** Begin **

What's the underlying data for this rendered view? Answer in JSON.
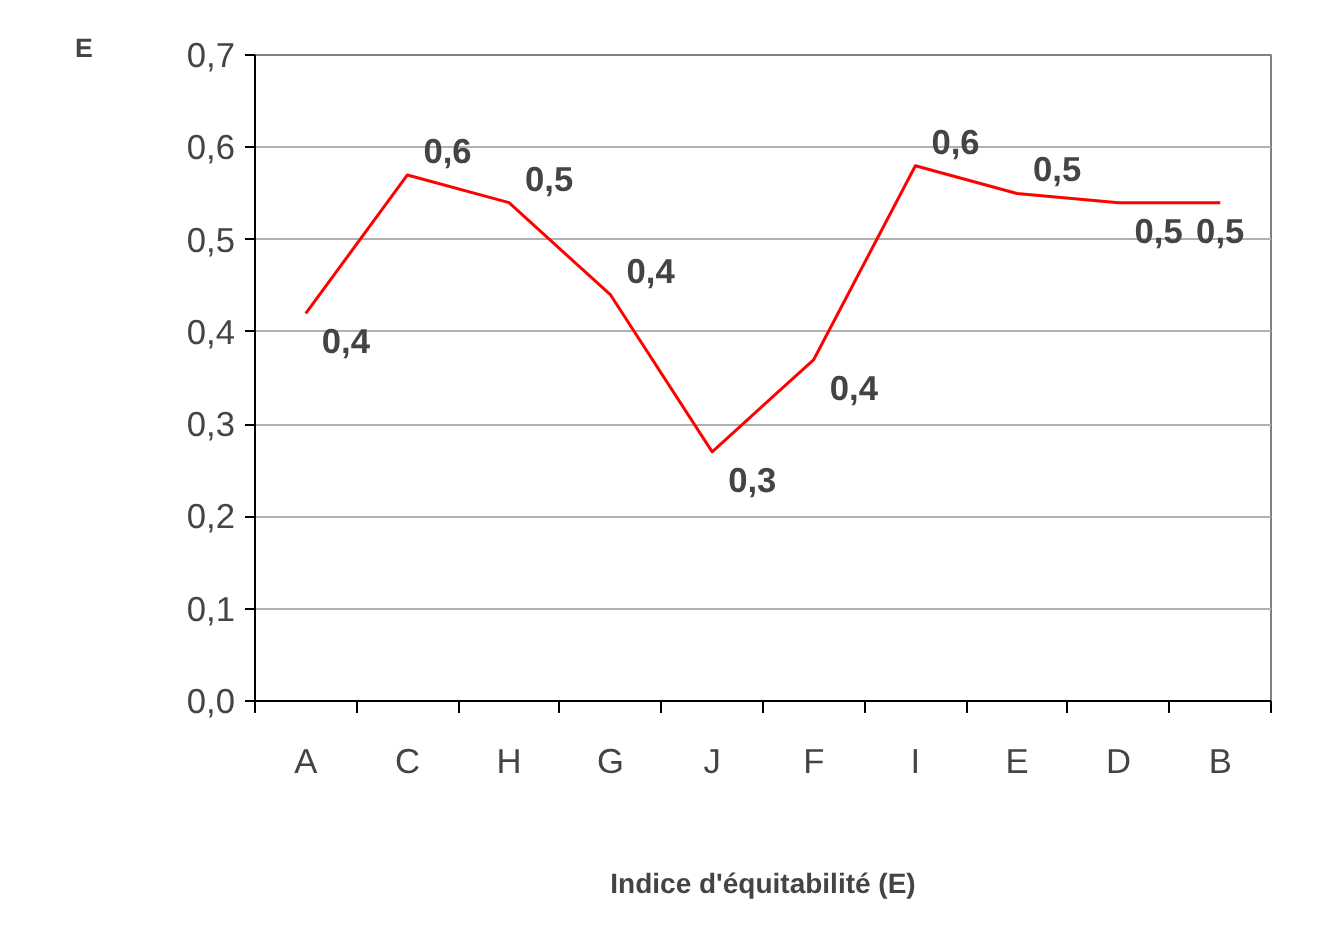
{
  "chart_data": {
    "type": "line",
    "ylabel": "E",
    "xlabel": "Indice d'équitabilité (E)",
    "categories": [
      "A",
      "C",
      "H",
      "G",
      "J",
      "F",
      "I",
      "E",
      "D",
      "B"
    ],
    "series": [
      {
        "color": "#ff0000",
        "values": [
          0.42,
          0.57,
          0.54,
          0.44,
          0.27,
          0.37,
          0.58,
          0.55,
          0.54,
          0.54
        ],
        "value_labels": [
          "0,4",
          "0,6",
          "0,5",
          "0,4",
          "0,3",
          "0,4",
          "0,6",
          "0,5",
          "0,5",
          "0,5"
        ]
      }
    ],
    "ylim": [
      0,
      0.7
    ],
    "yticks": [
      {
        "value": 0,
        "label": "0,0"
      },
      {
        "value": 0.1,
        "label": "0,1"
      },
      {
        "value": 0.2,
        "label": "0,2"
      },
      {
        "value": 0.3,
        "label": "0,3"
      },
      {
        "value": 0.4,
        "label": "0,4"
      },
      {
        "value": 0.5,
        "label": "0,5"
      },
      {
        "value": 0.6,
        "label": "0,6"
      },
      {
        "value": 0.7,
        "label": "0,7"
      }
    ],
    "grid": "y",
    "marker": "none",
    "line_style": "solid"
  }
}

** End **
** Begin **

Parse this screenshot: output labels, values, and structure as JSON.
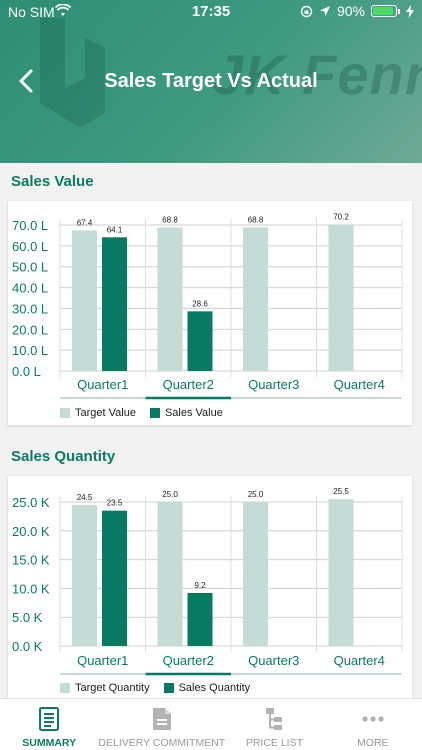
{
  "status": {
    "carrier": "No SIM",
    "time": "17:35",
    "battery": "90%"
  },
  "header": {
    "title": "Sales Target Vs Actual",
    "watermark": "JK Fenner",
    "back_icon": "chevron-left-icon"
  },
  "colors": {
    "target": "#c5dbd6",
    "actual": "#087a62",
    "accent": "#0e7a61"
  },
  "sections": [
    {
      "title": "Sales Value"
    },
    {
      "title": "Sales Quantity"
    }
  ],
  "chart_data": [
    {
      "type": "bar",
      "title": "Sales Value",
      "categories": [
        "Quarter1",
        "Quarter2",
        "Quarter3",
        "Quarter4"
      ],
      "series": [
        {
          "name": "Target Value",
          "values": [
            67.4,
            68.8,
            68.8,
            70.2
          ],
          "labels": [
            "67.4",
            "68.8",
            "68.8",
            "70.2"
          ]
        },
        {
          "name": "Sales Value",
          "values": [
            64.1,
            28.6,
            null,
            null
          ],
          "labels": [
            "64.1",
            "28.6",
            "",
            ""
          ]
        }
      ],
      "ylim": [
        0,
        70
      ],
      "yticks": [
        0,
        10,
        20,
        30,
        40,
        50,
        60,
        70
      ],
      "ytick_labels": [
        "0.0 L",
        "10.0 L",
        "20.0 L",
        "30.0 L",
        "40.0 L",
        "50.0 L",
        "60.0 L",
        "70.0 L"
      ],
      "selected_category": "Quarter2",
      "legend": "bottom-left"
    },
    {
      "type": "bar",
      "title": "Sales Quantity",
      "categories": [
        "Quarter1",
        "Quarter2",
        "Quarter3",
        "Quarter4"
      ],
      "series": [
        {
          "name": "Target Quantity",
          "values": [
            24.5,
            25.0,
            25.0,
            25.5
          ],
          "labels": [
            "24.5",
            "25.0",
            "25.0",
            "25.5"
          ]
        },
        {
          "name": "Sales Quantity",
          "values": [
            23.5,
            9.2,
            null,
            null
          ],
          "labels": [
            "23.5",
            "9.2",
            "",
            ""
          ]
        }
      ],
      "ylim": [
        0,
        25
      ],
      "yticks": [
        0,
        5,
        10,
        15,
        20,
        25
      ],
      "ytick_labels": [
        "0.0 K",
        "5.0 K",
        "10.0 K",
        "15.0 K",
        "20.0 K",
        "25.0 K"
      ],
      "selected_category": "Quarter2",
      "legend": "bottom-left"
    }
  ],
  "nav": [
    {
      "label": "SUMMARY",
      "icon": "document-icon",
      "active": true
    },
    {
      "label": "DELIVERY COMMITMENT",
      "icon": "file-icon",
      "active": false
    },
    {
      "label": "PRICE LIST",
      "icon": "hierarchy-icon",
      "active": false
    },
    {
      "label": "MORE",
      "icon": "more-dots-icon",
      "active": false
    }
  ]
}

** End **

What the exercise asks:
Return only the number of lines in the data above that include the word "this".

Exercise result:
2